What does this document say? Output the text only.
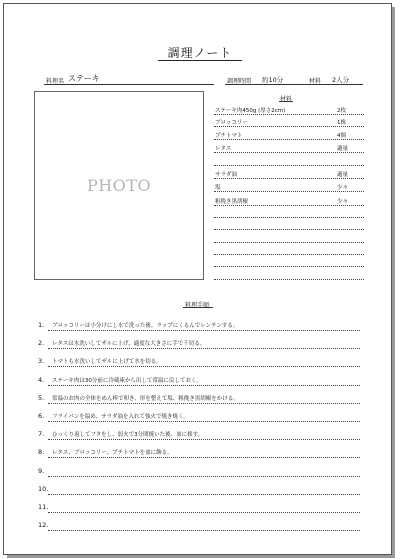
調理ノート
料理名 ステーキ	調理時間 約10分	材料 2人分
PHOTO
材料
ステーキ肉450g (厚さ2cm)	2枚
ブロッコリー	1株
プチトマト	4個
レタス	適量
サラダ油	適量
塩	少々
粗挽き黒胡椒	少々
料理手順
1. ブロッコリーは小分けにし水で洗った後、ラップにくるんでレンチンする。
2. レタスは水洗いしてザルに上げ、適度な大きさに手で千切る。
3. トマトも水洗いしてザルに上げて水を切る。
4. ステーキ肉は30分前に冷蔵庫から出して常温に戻しておく。
5. 常温のお肉の全体をめん棒で叩き、形を整えて塩、粗挽き黒胡椒をかける。
6. フライパンを温め、サラダ油を入れて強火で焼き焼く。
7. ひっくり返してフタをし、弱火で3分間焼いた後、皿に移す。
8. レタス、ブロッコリー、プチトマトを皿に飾る。
9.
10.
11.
12.
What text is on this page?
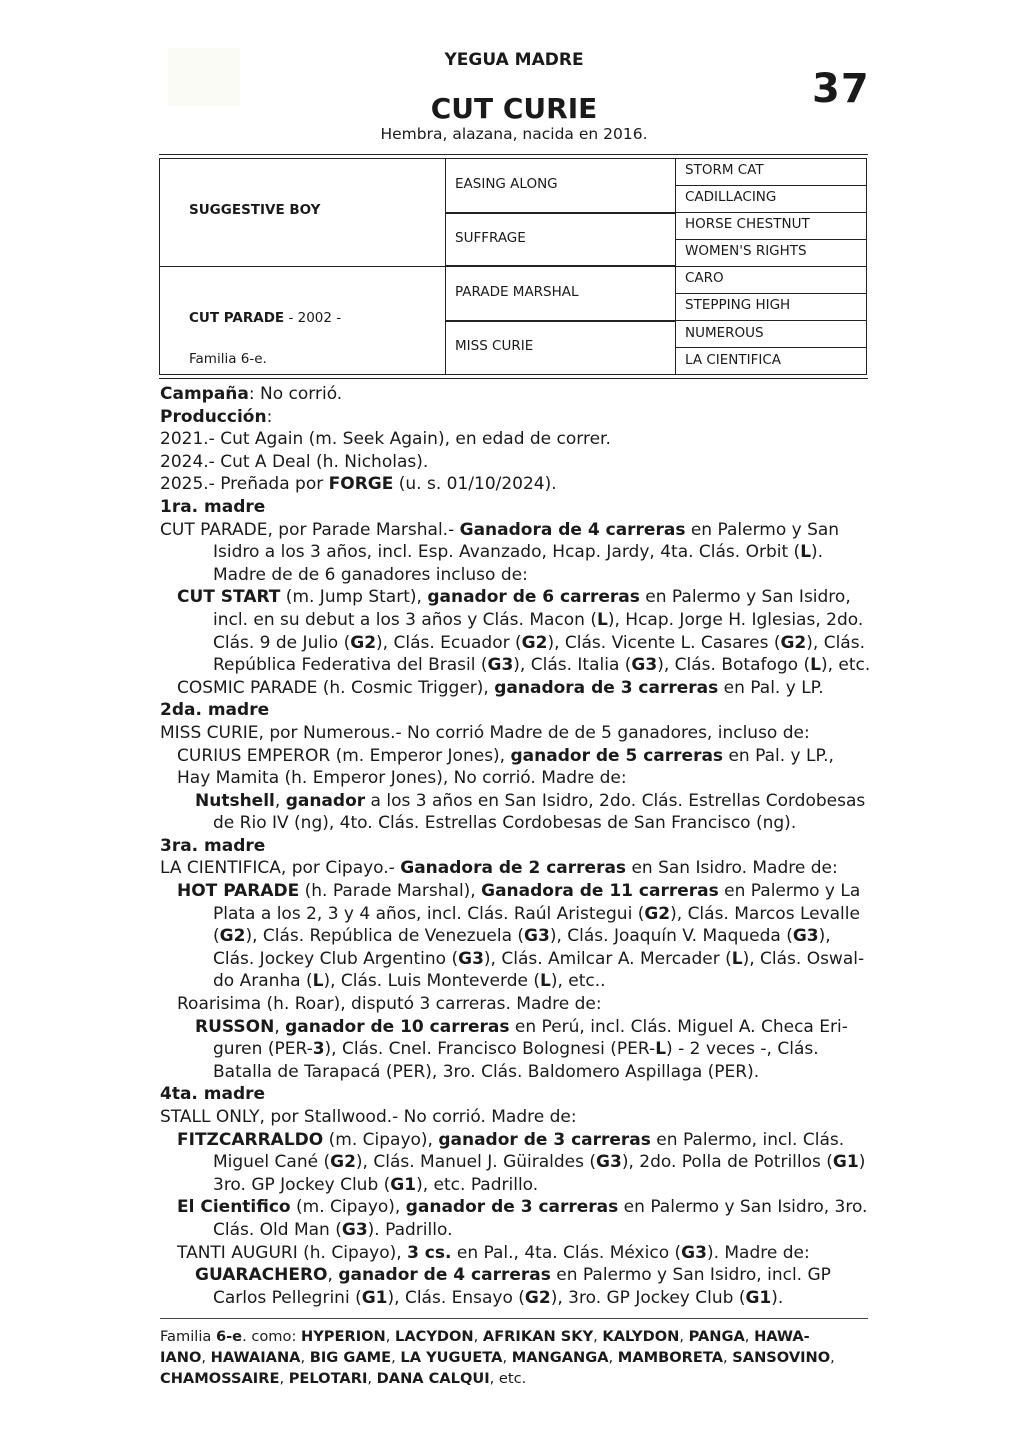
YEGUA MADRE
37
CUT CURIE
Hembra, alazana, nacida en 2016.
SUGGESTIVE BOY
CUT PARADE - 2002 -
Familia 6-e.
EASING ALONG
SUFFRAGE
PARADE MARSHAL
MISS CURIE
STORM CAT
CADILLACING
HORSE CHESTNUT
WOMEN'S RIGHTS
CARO
STEPPING HIGH
NUMEROUS
LA CIENTIFICA
Campaña: No corrió.
Producción:
2021.- Cut Again (m. Seek Again), en edad de correr.
2024.- Cut A Deal (h. Nicholas).
2025.- Preñada por FORGE (u. s. 01/10/2024).
1ra. madre
CUT PARADE, por Parade Marshal.- Ganadora de 4 carreras en Palermo y San
Isidro a los 3 años, incl. Esp. Avanzado, Hcap. Jardy, 4ta. Clás. Orbit (L).
Madre de de 6 ganadores incluso de:
CUT START (m. Jump Start), ganador de 6 carreras en Palermo y San Isidro,
incl. en su debut a los 3 años y Clás. Macon (L), Hcap. Jorge H. Iglesias, 2do.
Clás. 9 de Julio (G2), Clás. Ecuador (G2), Clás. Vicente L. Casares (G2), Clás.
República Federativa del Brasil (G3), Clás. Italia (G3), Clás. Botafogo (L), etc.
COSMIC PARADE (h. Cosmic Trigger), ganadora de 3 carreras en Pal. y LP.
2da. madre
MISS CURIE, por Numerous.- No corrió Madre de de 5 ganadores, incluso de:
CURIUS EMPEROR (m. Emperor Jones), ganador de 5 carreras en Pal. y LP.,
Hay Mamita (h. Emperor Jones), No corrió. Madre de:
Nutshell, ganador a los 3 años en San Isidro, 2do. Clás. Estrellas Cordobesas
de Rio IV (ng), 4to. Clás. Estrellas Cordobesas de San Francisco (ng).
3ra. madre
LA CIENTIFICA, por Cipayo.- Ganadora de 2 carreras en San Isidro. Madre de:
HOT PARADE (h. Parade Marshal), Ganadora de 11 carreras en Palermo y La
Plata a los 2, 3 y 4 años, incl. Clás. Raúl Aristegui (G2), Clás. Marcos Levalle
(G2), Clás. República de Venezuela (G3), Clás. Joaquín V. Maqueda (G3),
Clás. Jockey Club Argentino (G3), Clás. Amilcar A. Mercader (L), Clás. Oswal-
do Aranha (L), Clás. Luis Monteverde (L), etc..
Roarisima (h. Roar), disputó 3 carreras. Madre de:
RUSSON, ganador de 10 carreras en Perú, incl. Clás. Miguel A. Checa Eri-
guren (PER-3), Clás. Cnel. Francisco Bolognesi (PER-L) - 2 veces -, Clás.
Batalla de Tarapacá (PER), 3ro. Clás. Baldomero Aspillaga (PER).
4ta. madre
STALL ONLY, por Stallwood.- No corrió. Madre de:
FITZCARRALDO (m. Cipayo), ganador de 3 carreras en Palermo, incl. Clás.
Miguel Cané (G2), Clás. Manuel J. Güiraldes (G3), 2do. Polla de Potrillos (G1)
3ro. GP Jockey Club (G1), etc. Padrillo.
El Cientifico (m. Cipayo), ganador de 3 carreras en Palermo y San Isidro, 3ro.
Clás. Old Man (G3). Padrillo.
TANTI AUGURI (h. Cipayo), 3 cs. en Pal., 4ta. Clás. México (G3). Madre de:
GUARACHERO, ganador de 4 carreras en Palermo y San Isidro, incl. GP
Carlos Pellegrini (G1), Clás. Ensayo (G2), 3ro. GP Jockey Club (G1).
Familia 6-e. como: HYPERION, LACYDON, AFRIKAN SKY, KALYDON, PANGA, HAWA-
IANO, HAWAIANA, BIG GAME, LA YUGUETA, MANGANGA, MAMBORETA, SANSOVINO,
CHAMOSSAIRE, PELOTARI, DANA CALQUI, etc.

- [WHAT YOU WILL DO]:
Repeat the material exactly as it reads, without any of its pictures.

- [THE RESULT]:
What does this document say? Output the text only.
調理ノート
料理名 ステーキ	調理時間 約10分	材料 2人分
PHOTO
材料
ステーキ肉450g (厚さ2cm)	2枚
ブロッコリー	1株
プチトマト	4個
レタス	適量
サラダ油	適量
塩	少々
粗挽き黒胡椒	少々
料理手順
1. ブロッコリーは小分けにし水で洗った後、ラップにくるんでレンチンする。
2. レタスは水洗いしてザルに上げ、適度な大きさに手で千切る。
3. トマトも水洗いしてザルに上げて水を切る。
4. ステーキ肉は30分前に冷蔵庫から出して常温に戻しておく。
5. 常温のお肉の全体をめん棒で叩き、形を整えて塩、粗挽き黒胡椒をかける。
6. フライパンを温め、サラダ油を入れて強火で焼き焼く。
7. ひっくり返してフタをし、弱火で3分間焼いた後、皿に移す。
8. レタス、ブロッコリー、プチトマトを皿に飾る。
9.
10.
11.
12.
What text is on this page?
YEGUA MADRE
37
CUT CURIE
Hembra, alazana, nacida en 2016.
SUGGESTIVE BOY
CUT PARADE - 2002 -
Familia 6-e.
EASING ALONG
SUFFRAGE
PARADE MARSHAL
MISS CURIE
STORM CAT
CADILLACING
HORSE CHESTNUT
WOMEN'S RIGHTS
CARO
STEPPING HIGH
NUMEROUS
LA CIENTIFICA
Campaña: No corrió.
Producción:
2021.- Cut Again (m. Seek Again), en edad de correr.
2024.- Cut A Deal (h. Nicholas).
2025.- Preñada por FORGE (u. s. 01/10/2024).
1ra. madre
CUT PARADE, por Parade Marshal.- Ganadora de 4 carreras en Palermo y San
Isidro a los 3 años, incl. Esp. Avanzado, Hcap. Jardy, 4ta. Clás. Orbit (L).
Madre de de 6 ganadores incluso de:
CUT START (m. Jump Start), ganador de 6 carreras en Palermo y San Isidro,
incl. en su debut a los 3 años y Clás. Macon (L), Hcap. Jorge H. Iglesias, 2do.
Clás. 9 de Julio (G2), Clás. Ecuador (G2), Clás. Vicente L. Casares (G2), Clás.
República Federativa del Brasil (G3), Clás. Italia (G3), Clás. Botafogo (L), etc.
COSMIC PARADE (h. Cosmic Trigger), ganadora de 3 carreras en Pal. y LP.
2da. madre
MISS CURIE, por Numerous.- No corrió Madre de de 5 ganadores, incluso de:
CURIUS EMPEROR (m. Emperor Jones), ganador de 5 carreras en Pal. y LP.,
Hay Mamita (h. Emperor Jones), No corrió. Madre de:
Nutshell, ganador a los 3 años en San Isidro, 2do. Clás. Estrellas Cordobesas
de Rio IV (ng), 4to. Clás. Estrellas Cordobesas de San Francisco (ng).
3ra. madre
LA CIENTIFICA, por Cipayo.- Ganadora de 2 carreras en San Isidro. Madre de:
HOT PARADE (h. Parade Marshal), Ganadora de 11 carreras en Palermo y La
Plata a los 2, 3 y 4 años, incl. Clás. Raúl Aristegui (G2), Clás. Marcos Levalle
(G2), Clás. República de Venezuela (G3), Clás. Joaquín V. Maqueda (G3),
Clás. Jockey Club Argentino (G3), Clás. Amilcar A. Mercader (L), Clás. Oswal-
do Aranha (L), Clás. Luis Monteverde (L), etc..
Roarisima (h. Roar), disputó 3 carreras. Madre de:
RUSSON, ganador de 10 carreras en Perú, incl. Clás. Miguel A. Checa Eri-
guren (PER-3), Clás. Cnel. Francisco Bolognesi (PER-L) - 2 veces -, Clás.
Batalla de Tarapacá (PER), 3ro. Clás. Baldomero Aspillaga (PER).
4ta. madre
STALL ONLY, por Stallwood.- No corrió. Madre de:
FITZCARRALDO (m. Cipayo), ganador de 3 carreras en Palermo, incl. Clás.
Miguel Cané (G2), Clás. Manuel J. Güiraldes (G3), 2do. Polla de Potrillos (G1)
3ro. GP Jockey Club (G1), etc. Padrillo.
El Cientifico (m. Cipayo), ganador de 3 carreras en Palermo y San Isidro, 3ro.
Clás. Old Man (G3). Padrillo.
TANTI AUGURI (h. Cipayo), 3 cs. en Pal., 4ta. Clás. México (G3). Madre de:
GUARACHERO, ganador de 4 carreras en Palermo y San Isidro, incl. GP
Carlos Pellegrini (G1), Clás. Ensayo (G2), 3ro. GP Jockey Club (G1).
Familia 6-e. como: HYPERION, LACYDON, AFRIKAN SKY, KALYDON, PANGA, HAWA-
IANO, HAWAIANA, BIG GAME, LA YUGUETA, MANGANGA, MAMBORETA, SANSOVINO,
CHAMOSSAIRE, PELOTARI, DANA CALQUI, etc.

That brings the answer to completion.